### AIM
Determine the number of lines in the listing below where the string "ΕΠΙΔΟΜΑ" occurs; answer with the number alone.

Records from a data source
_ _ _ _ _

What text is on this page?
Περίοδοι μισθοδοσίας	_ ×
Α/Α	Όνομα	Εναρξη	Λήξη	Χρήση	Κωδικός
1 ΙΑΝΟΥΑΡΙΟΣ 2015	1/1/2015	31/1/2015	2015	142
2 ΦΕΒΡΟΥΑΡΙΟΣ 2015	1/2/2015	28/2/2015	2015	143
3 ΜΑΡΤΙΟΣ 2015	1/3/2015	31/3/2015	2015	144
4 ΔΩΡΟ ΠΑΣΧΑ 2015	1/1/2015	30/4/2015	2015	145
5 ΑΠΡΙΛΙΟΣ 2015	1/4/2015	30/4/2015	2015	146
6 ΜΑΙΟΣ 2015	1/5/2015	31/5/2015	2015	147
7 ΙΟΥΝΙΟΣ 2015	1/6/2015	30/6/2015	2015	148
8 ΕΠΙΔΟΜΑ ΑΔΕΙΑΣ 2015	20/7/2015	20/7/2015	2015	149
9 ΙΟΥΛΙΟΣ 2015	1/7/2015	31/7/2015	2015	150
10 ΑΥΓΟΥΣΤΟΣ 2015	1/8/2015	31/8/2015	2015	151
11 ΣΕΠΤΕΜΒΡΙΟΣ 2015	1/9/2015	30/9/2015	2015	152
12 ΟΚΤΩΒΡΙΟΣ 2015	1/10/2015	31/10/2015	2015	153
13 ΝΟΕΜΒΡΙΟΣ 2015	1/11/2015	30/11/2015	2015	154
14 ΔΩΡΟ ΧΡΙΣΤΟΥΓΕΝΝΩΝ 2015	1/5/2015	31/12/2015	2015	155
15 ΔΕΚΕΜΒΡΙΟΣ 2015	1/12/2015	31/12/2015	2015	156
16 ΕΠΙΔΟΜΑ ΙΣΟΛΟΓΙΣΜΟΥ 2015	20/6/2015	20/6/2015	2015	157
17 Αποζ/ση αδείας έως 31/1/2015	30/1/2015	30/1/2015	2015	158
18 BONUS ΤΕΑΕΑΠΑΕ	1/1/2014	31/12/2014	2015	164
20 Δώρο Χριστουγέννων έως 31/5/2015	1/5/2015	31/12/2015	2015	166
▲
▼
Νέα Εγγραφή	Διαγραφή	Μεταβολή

_ _ _ _ _

### TASK OUTPUT
2